### Saved data entries
>> begin

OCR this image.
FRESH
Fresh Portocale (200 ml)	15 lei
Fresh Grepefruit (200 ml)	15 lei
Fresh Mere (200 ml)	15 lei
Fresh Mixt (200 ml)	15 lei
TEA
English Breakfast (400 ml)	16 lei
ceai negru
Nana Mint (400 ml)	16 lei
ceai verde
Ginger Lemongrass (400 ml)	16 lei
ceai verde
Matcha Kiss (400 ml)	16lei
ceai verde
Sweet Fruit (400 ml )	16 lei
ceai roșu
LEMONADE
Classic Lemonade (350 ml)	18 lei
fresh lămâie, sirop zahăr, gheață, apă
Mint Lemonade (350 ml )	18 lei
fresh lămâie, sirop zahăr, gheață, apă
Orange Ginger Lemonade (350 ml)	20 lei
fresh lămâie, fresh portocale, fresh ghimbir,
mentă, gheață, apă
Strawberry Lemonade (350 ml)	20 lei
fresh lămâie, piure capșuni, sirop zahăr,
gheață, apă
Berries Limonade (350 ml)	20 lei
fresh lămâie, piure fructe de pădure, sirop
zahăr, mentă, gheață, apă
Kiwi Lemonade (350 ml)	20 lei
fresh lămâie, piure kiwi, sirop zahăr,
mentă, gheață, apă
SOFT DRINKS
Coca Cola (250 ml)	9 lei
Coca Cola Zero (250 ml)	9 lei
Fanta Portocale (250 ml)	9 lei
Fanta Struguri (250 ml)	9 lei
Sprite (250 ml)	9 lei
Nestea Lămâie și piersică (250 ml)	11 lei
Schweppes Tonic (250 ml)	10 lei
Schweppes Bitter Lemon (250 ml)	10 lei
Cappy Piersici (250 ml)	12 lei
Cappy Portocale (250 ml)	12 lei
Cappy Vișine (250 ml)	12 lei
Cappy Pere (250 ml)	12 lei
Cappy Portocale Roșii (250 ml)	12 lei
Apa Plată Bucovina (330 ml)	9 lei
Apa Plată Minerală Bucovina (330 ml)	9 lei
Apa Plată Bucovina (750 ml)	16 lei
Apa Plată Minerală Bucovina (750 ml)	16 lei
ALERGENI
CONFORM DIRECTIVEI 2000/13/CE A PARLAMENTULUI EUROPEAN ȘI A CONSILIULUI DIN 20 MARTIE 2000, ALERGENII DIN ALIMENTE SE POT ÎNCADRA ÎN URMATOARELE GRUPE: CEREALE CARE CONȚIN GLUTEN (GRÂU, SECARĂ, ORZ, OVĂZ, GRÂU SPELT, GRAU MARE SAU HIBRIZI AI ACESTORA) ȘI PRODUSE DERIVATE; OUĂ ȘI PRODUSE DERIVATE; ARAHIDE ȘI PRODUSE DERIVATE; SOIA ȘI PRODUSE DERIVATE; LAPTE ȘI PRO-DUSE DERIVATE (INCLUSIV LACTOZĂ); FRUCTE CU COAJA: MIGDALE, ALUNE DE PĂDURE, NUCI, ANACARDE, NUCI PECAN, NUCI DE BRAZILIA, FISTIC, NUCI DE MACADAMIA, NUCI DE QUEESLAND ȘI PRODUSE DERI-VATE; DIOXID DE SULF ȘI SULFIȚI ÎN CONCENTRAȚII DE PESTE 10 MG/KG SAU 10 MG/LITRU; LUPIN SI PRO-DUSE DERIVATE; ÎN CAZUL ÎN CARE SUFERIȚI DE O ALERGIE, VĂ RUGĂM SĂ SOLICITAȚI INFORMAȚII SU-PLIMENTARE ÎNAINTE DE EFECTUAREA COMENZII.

>> end

### What is needed
Write out the whole listing again. Match it word for word.

### Written answer
OCR this image.
FRESH
Fresh Portocale (200 ml)	15 lei
Fresh Grepefruit (200 ml)	15 lei
Fresh Mere (200 ml)	15 lei
Fresh Mixt (200 ml)	15 lei
TEA
English Breakfast (400 ml)	16 lei
ceai negru
Nana Mint (400 ml)	16 lei
ceai verde
Ginger Lemongrass (400 ml)	16 lei
ceai verde
Matcha Kiss (400 ml)	16lei
ceai verde
Sweet Fruit (400 ml )	16 lei
ceai roșu
LEMONADE
Classic Lemonade (350 ml)	18 lei
fresh lămâie, sirop zahăr, gheață, apă
Mint Lemonade (350 ml )	18 lei
fresh lămâie, sirop zahăr, gheață, apă
Orange Ginger Lemonade (350 ml)	20 lei
fresh lămâie, fresh portocale, fresh ghimbir,
mentă, gheață, apă
Strawberry Lemonade (350 ml)	20 lei
fresh lămâie, piure capșuni, sirop zahăr,
gheață, apă
Berries Limonade (350 ml)	20 lei
fresh lămâie, piure fructe de pădure, sirop
zahăr, mentă, gheață, apă
Kiwi Lemonade (350 ml)	20 lei
fresh lămâie, piure kiwi, sirop zahăr,
mentă, gheață, apă
SOFT DRINKS
Coca Cola (250 ml)	9 lei
Coca Cola Zero (250 ml)	9 lei
Fanta Portocale (250 ml)	9 lei
Fanta Struguri (250 ml)	9 lei
Sprite (250 ml)	9 lei
Nestea Lămâie și piersică (250 ml)	11 lei
Schweppes Tonic (250 ml)	10 lei
Schweppes Bitter Lemon (250 ml)	10 lei
Cappy Piersici (250 ml)	12 lei
Cappy Portocale (250 ml)	12 lei
Cappy Vișine (250 ml)	12 lei
Cappy Pere (250 ml)	12 lei
Cappy Portocale Roșii (250 ml)	12 lei
Apa Plată Bucovina (330 ml)	9 lei
Apa Plată Minerală Bucovina (330 ml)	9 lei
Apa Plată Bucovina (750 ml)	16 lei
Apa Plată Minerală Bucovina (750 ml)	16 lei
ALERGENI
CONFORM DIRECTIVEI 2000/13/CE A PARLAMENTULUI EUROPEAN ȘI A CONSILIULUI DIN 20 MARTIE 2000, ALERGENII DIN ALIMENTE SE POT ÎNCADRA ÎN URMATOARELE GRUPE: CEREALE CARE CONȚIN GLUTEN (GRÂU, SECARĂ, ORZ, OVĂZ, GRÂU SPELT, GRAU MARE SAU HIBRIZI AI ACESTORA) ȘI PRODUSE DERIVATE; OUĂ ȘI PRODUSE DERIVATE; ARAHIDE ȘI PRODUSE DERIVATE; SOIA ȘI PRODUSE DERIVATE; LAPTE ȘI PRO-DUSE DERIVATE (INCLUSIV LACTOZĂ); FRUCTE CU COAJA: MIGDALE, ALUNE DE PĂDURE, NUCI, ANACARDE, NUCI PECAN, NUCI DE BRAZILIA, FISTIC, NUCI DE MACADAMIA, NUCI DE QUEESLAND ȘI PRODUSE DERI-VATE; DIOXID DE SULF ȘI SULFIȚI ÎN CONCENTRAȚII DE PESTE 10 MG/KG SAU 10 MG/LITRU; LUPIN SI PRO-DUSE DERIVATE; ÎN CAZUL ÎN CARE SUFERIȚI DE O ALERGIE, VĂ RUGĂM SĂ SOLICITAȚI INFORMAȚII SU-PLIMENTARE ÎNAINTE DE EFECTUAREA COMENZII.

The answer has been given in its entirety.